» **TASK**: Rewrite the lines starting at "reply-like-count: 778: [595, 569, 621, 587]" and ending at "like-count: 39.4K: [88, 211, 126, 227]", with "interactable" replaced by "clickable" and nothing else changed.

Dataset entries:
○ ○ ○

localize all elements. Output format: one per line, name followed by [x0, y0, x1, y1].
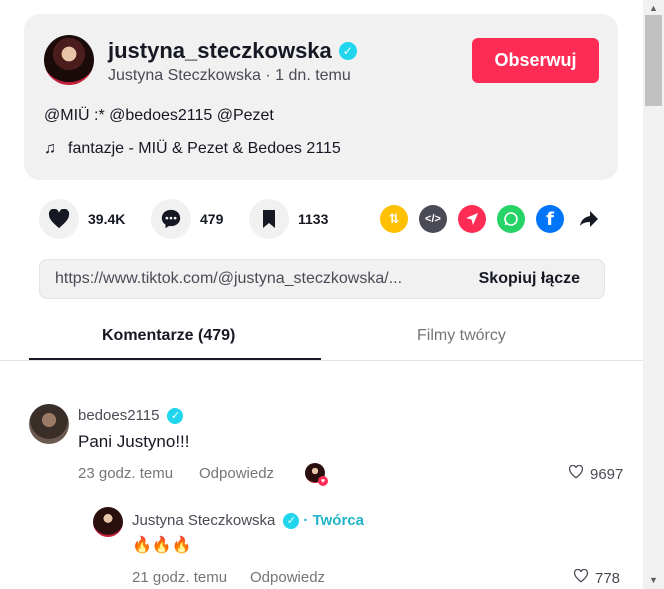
reply-like-count: 778: [595, 569, 621, 587]
repost-icon[interactable]: ⇅: [380, 205, 408, 233]
comment-author[interactable]: bedoes2115 ✓: [78, 407, 184, 424]
heart-icon[interactable]: [39, 199, 79, 239]
music-note-icon: ♫: [44, 140, 56, 157]
comment-icon[interactable]: [151, 199, 191, 239]
music-title[interactable]: fantazje - MIÜ & Pezet & Bedoes 2115: [68, 140, 341, 158]
like-count: 39.4K: [88, 211, 126, 227]
copy-link-button[interactable]: Skopiuj łącze: [479, 270, 580, 288]
heart-outline-icon[interactable]: [568, 464, 584, 483]
tab-comments[interactable]: Komentarze (479): [102, 327, 235, 345]
save-action[interactable]: 1133: [249, 199, 328, 239]
reply-button[interactable]: Odpowiedz: [199, 465, 274, 482]
more-share-icon[interactable]: [575, 205, 603, 233]
comment-text: Pani Justyno!!!: [78, 432, 190, 451]
reply-author-name[interactable]: Justyna Steczkowska: [132, 512, 275, 529]
tab-creator-videos[interactable]: Filmy twórcy: [417, 327, 506, 345]
post-header-card: justyna_steczkowska ✓ Justyna Steczkowsk…: [24, 14, 618, 180]
author-avatar[interactable]: [44, 35, 94, 85]
creator-liked-avatar: ♥: [305, 463, 328, 486]
reply-button[interactable]: Odpowiedz: [250, 569, 325, 586]
like-action[interactable]: 39.4K: [39, 199, 125, 239]
reply-like[interactable]: 778: [573, 568, 621, 587]
tab-divider: [0, 360, 643, 361]
share-url-bar: https://www.tiktok.com/@justyna_steczkow…: [39, 259, 605, 299]
comment-like-count: 9697: [590, 465, 624, 483]
save-count: 1133: [298, 211, 329, 227]
comment-count: 479: [200, 211, 224, 227]
heart-badge-icon: ♥: [318, 476, 328, 486]
commenter-avatar[interactable]: [29, 404, 69, 444]
comment-action[interactable]: 479: [151, 199, 223, 239]
author-username-text[interactable]: justyna_steczkowska: [108, 38, 332, 64]
creator-badge: · Twórca: [303, 512, 364, 529]
reply-text: 🔥🔥🔥: [132, 535, 192, 554]
scroll-down-icon[interactable]: ▼: [645, 572, 662, 587]
comment-like[interactable]: 9697: [568, 464, 624, 483]
author-subline: Justyna Steczkowska · 1 dn. temu: [108, 67, 351, 84]
reply-time: 21 godz. temu: [132, 569, 228, 586]
send-icon[interactable]: [458, 205, 486, 233]
comment-author-name[interactable]: bedoes2115: [78, 407, 159, 424]
comment-time: 23 godz. temu: [78, 465, 174, 482]
heart-outline-icon[interactable]: [573, 568, 589, 587]
embed-icon[interactable]: </>: [419, 205, 447, 233]
post-description[interactable]: @MIÜ :* @bedoes2115 @Pezet: [44, 107, 274, 125]
verified-icon: ✓: [338, 42, 357, 60]
bookmark-icon[interactable]: [249, 199, 289, 239]
whatsapp-icon[interactable]: [497, 205, 525, 233]
verified-icon: ✓: [167, 407, 184, 424]
author-username[interactable]: justyna_steczkowska ✓: [108, 38, 357, 64]
scrollbar-thumb[interactable]: [645, 15, 662, 106]
facebook-icon[interactable]: f: [536, 205, 564, 233]
follow-button[interactable]: Obserwuj: [472, 38, 599, 83]
music-link[interactable]: ♫ fantazje - MIÜ & Pezet & Bedoes 2115: [44, 140, 341, 158]
verified-icon: ✓: [283, 512, 300, 529]
reply-author[interactable]: Justyna Steczkowska ✓ · Twórca: [132, 512, 364, 529]
reply-author-avatar[interactable]: [93, 507, 123, 537]
scroll-up-icon[interactable]: ▲: [645, 0, 662, 15]
share-url[interactable]: https://www.tiktok.com/@justyna_steczkow…: [55, 270, 402, 288]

○ ○ ○

» **THE COMPLETED TASK**:
reply-like-count: 778: [595, 569, 621, 587]
repost-icon[clickable]: ⇅: [380, 205, 408, 233]
comment-author[clickable]: bedoes2115 ✓: [78, 407, 184, 424]
heart-icon[clickable]: [39, 199, 79, 239]
music-note-icon: ♫: [44, 140, 56, 157]
comment-icon[clickable]: [151, 199, 191, 239]
music-title[clickable]: fantazje - MIÜ & Pezet & Bedoes 2115: [68, 140, 341, 158]
like-count: 39.4K: [88, 211, 126, 227]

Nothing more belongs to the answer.